* [QUESTIONS TO ANSWER]
a) In the passage on non-monogamy and desensitization, into whose custody does the writer say old-fashioned values have retreated?
b) Extend the passage on non-monogamy and desensitization, picking up after its final sentence.
[EXCERPTED TEXT]
But in the grand scheme of things as spiritual/emotional/personal development goes…are we excusing our moments at the expense of our evolution? Are we creating an environment/society of desensitization? We’ve all seen the affects this global village has had on children, alone. Old fashioned values have retreated into the custody of the religious right. And i don’t think their definition is the only one to be had. It was once unheard of for children to be shooting meth…now it’s “common.” It became increasingly acceptable. As did sex before adulthood. Now it’s common for kids to be sexually active at puberty or even earlier. Was that ONE TIME the ONE KID had sex necessarily wrong? maybe not. But it did lead to other things, and it did have an affect on us, globally, didn’t it? So…I’m still not convinced that non-monogamy is harmless.
[/EXCERPTED TEXT]
[SUPPLIED ENTRIES]
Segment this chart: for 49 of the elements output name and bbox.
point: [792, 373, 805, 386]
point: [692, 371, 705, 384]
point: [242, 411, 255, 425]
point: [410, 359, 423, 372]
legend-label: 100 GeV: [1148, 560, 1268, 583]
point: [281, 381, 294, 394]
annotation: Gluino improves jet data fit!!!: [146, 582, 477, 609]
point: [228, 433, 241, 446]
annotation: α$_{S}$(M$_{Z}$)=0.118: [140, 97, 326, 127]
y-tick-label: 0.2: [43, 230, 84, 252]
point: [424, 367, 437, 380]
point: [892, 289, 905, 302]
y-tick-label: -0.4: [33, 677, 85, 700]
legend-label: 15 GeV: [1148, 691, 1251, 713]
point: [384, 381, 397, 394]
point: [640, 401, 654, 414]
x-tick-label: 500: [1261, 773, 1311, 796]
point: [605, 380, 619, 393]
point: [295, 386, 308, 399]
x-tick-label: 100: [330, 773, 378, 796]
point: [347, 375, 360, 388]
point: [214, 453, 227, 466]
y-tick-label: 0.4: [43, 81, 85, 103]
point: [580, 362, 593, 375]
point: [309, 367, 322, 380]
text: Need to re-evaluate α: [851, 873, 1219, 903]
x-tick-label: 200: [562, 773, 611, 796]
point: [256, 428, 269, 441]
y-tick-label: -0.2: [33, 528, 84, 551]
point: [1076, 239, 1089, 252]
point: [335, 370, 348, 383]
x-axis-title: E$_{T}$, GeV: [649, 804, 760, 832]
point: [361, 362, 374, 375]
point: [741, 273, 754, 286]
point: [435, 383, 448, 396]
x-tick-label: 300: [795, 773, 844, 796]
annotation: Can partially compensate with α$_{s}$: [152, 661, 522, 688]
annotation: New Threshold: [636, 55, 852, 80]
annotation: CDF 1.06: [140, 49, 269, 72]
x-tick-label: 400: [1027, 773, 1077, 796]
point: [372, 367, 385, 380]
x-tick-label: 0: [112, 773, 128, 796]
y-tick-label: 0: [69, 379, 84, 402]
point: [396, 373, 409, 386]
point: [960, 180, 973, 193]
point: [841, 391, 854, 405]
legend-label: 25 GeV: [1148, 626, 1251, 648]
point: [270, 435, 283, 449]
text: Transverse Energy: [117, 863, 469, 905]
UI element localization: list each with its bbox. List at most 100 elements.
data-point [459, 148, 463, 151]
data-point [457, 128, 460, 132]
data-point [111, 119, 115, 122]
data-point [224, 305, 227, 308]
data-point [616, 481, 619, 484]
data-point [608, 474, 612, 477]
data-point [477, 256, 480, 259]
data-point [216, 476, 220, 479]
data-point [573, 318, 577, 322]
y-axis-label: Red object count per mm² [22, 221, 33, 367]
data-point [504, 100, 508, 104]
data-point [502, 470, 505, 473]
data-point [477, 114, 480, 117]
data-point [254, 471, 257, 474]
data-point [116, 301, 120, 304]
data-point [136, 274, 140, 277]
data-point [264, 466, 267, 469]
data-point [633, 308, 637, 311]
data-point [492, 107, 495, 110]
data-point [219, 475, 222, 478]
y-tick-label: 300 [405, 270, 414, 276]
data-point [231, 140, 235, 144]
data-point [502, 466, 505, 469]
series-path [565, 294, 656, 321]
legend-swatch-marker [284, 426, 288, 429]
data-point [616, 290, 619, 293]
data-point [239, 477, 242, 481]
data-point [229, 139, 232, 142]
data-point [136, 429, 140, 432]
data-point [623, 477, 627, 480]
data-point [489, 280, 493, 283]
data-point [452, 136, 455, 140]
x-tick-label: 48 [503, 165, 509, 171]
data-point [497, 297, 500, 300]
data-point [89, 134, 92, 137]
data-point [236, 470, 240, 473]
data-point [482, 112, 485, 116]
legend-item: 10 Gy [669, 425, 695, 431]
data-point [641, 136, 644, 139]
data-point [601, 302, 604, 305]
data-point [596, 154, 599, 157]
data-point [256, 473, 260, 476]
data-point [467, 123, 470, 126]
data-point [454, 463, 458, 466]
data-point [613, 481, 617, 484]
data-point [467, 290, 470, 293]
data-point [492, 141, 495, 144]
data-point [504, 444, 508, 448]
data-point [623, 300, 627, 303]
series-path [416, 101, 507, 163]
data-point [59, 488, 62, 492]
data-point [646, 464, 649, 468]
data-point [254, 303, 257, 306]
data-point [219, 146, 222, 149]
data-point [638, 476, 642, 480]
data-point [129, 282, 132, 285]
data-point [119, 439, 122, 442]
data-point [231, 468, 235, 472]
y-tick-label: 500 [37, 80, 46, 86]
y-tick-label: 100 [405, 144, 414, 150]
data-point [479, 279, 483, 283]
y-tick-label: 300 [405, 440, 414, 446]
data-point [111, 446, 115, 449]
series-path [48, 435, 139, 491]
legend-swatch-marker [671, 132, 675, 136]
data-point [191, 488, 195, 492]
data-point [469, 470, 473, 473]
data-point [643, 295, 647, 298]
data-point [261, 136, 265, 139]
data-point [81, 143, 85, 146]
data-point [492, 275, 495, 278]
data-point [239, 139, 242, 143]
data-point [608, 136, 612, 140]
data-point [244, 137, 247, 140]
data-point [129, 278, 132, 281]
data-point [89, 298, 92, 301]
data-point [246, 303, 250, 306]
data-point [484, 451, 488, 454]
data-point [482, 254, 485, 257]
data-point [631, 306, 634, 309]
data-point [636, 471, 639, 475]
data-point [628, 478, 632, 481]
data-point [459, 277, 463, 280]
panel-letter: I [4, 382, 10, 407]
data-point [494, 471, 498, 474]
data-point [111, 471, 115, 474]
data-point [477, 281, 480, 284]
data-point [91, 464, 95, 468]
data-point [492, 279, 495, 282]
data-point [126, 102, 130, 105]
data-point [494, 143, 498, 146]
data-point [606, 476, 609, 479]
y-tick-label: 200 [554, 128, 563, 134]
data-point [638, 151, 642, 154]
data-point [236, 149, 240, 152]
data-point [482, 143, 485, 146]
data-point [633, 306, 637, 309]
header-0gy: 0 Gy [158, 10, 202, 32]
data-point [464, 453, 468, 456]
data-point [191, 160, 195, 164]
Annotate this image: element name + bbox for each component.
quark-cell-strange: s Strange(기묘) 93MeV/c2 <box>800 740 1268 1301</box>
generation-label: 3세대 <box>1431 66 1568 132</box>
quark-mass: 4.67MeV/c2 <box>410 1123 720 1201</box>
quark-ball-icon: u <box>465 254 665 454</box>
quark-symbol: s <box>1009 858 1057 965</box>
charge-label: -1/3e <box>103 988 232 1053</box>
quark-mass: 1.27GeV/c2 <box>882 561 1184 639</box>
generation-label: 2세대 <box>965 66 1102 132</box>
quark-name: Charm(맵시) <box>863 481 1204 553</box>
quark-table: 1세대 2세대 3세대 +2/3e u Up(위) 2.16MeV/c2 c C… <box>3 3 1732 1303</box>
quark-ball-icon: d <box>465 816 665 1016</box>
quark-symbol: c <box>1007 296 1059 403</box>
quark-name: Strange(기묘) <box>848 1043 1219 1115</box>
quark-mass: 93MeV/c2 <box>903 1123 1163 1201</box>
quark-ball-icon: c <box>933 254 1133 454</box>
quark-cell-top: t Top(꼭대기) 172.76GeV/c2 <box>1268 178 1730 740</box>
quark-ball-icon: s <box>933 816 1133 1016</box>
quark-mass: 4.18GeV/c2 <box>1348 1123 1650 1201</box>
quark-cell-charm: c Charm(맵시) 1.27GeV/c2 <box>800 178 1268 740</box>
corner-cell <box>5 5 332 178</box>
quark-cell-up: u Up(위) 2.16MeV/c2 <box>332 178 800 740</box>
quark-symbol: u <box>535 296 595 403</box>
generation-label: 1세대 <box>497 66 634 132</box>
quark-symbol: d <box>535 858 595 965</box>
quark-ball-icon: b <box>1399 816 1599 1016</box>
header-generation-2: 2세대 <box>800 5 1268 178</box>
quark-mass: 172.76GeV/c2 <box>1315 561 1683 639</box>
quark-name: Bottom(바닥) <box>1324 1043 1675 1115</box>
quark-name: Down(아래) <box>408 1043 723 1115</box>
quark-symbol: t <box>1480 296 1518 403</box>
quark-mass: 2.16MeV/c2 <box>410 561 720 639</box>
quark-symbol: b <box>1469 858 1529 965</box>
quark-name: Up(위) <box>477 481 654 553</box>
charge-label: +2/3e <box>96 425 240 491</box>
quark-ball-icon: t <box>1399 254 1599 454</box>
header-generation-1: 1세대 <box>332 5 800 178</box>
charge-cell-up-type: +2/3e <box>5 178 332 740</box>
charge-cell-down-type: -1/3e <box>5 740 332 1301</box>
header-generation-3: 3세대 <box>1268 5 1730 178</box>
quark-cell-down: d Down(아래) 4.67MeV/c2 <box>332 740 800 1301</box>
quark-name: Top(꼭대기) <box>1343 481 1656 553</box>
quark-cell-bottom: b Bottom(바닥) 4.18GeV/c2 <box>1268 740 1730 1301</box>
[/SUPPLIED ENTRIES]
* [ANSWERS TO EACH TASK]
a) The religious right.

b)
And JH, you make a good point about actors and massage…in that particular area, the point may very well be about INTENT. Purpose. You said, “I find it much harder to get past the object of my affection talking to another and having an affair of the heart as opposed to getting in a situation where they touch or kiss another. My heart is much more fragile than my ego.” Maybe the massage and the acting is okay, because the purpose is not to “cheat” but to get some treatment for a physical ailment, or to earn a living that is about “pretending” and everyone involved understands it doesn’t’ mean it’s real…although, sometimes is DOES BECOME REAL because it’s hard for us to separate such an exact mimicry of romantic actions from an INTENTIONAL one…But I’m after the deeper meaning, here. Not necessarily the situational meaning….the global one. The futuristic one. The cause and effect one. All this overt “Freedom” we have can also come with greater responsibility. We don’t live in a vacuum.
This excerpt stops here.